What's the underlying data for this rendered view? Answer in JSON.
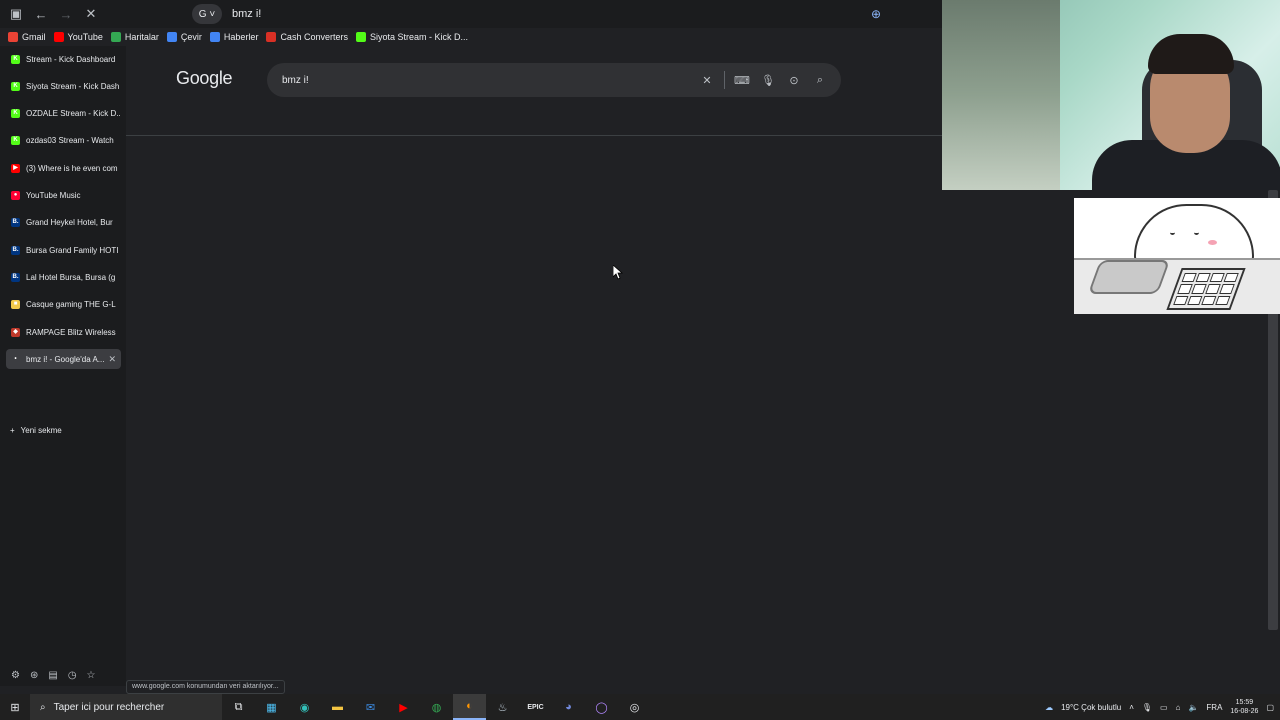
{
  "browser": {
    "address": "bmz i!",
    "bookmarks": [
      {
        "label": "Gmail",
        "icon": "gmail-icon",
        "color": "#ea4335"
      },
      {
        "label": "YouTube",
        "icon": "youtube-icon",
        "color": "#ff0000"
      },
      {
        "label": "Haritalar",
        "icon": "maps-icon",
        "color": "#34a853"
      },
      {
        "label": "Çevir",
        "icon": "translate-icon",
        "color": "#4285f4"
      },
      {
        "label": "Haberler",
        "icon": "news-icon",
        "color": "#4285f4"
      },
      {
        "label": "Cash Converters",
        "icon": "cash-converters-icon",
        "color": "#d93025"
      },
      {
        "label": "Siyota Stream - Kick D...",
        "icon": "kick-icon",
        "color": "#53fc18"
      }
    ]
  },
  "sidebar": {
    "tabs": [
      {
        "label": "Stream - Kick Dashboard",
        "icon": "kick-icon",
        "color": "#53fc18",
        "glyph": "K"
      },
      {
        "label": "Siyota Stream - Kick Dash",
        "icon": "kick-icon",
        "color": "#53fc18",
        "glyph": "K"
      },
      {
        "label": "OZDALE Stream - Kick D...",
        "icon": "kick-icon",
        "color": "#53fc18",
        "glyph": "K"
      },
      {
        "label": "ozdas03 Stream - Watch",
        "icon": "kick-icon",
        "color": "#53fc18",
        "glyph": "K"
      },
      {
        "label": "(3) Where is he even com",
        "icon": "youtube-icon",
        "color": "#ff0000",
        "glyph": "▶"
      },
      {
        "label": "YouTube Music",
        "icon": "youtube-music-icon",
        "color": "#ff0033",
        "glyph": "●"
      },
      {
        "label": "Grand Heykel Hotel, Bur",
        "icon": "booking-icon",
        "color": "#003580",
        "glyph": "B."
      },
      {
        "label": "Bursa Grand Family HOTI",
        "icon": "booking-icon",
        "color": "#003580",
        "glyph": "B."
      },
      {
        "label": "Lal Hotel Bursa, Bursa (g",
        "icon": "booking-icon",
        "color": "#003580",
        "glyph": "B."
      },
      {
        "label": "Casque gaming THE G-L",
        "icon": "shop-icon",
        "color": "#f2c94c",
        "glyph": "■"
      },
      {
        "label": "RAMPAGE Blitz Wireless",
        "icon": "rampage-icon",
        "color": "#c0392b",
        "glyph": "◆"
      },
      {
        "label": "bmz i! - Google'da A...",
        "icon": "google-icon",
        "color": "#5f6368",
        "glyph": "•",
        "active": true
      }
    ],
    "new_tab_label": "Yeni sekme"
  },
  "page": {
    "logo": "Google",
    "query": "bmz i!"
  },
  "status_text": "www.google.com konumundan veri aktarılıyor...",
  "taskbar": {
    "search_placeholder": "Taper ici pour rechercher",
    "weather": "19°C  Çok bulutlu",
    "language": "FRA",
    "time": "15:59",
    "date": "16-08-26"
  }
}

○ ○ ○

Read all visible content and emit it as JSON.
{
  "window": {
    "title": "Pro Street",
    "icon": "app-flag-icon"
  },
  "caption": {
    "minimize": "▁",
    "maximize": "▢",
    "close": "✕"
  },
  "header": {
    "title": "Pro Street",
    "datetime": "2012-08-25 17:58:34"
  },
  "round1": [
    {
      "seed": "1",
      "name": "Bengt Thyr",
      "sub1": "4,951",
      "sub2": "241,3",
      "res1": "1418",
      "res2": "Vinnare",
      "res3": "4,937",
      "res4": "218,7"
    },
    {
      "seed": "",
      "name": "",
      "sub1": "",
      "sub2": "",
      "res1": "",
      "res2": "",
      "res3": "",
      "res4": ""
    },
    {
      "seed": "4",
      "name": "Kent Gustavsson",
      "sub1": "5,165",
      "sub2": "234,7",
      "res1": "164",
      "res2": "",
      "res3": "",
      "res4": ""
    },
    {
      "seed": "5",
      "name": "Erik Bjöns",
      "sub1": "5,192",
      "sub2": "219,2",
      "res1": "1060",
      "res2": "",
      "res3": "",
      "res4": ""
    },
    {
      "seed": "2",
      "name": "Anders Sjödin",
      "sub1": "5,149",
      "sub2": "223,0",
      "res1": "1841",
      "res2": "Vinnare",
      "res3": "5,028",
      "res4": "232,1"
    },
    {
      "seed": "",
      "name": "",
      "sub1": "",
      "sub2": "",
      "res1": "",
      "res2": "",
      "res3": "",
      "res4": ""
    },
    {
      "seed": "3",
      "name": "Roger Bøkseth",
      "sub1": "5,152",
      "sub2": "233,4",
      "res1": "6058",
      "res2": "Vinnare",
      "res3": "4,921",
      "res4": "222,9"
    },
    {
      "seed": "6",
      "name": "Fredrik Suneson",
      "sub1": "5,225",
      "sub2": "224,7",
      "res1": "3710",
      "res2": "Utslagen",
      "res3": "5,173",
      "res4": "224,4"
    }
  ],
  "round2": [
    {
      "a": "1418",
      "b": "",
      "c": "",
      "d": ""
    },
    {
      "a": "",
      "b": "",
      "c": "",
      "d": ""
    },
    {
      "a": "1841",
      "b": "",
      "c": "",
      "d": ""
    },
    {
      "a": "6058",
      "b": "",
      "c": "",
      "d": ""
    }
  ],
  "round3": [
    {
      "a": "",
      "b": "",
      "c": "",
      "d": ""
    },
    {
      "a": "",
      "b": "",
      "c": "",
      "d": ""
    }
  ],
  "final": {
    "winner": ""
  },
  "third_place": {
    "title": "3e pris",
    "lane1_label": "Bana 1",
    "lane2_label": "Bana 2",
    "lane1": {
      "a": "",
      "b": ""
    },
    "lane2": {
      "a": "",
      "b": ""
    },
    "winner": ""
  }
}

○ ○ ○

● Short problem:
Examine the listing and say how many of its lines contain the string "JSON". Give the number alone.

● Written answer:
2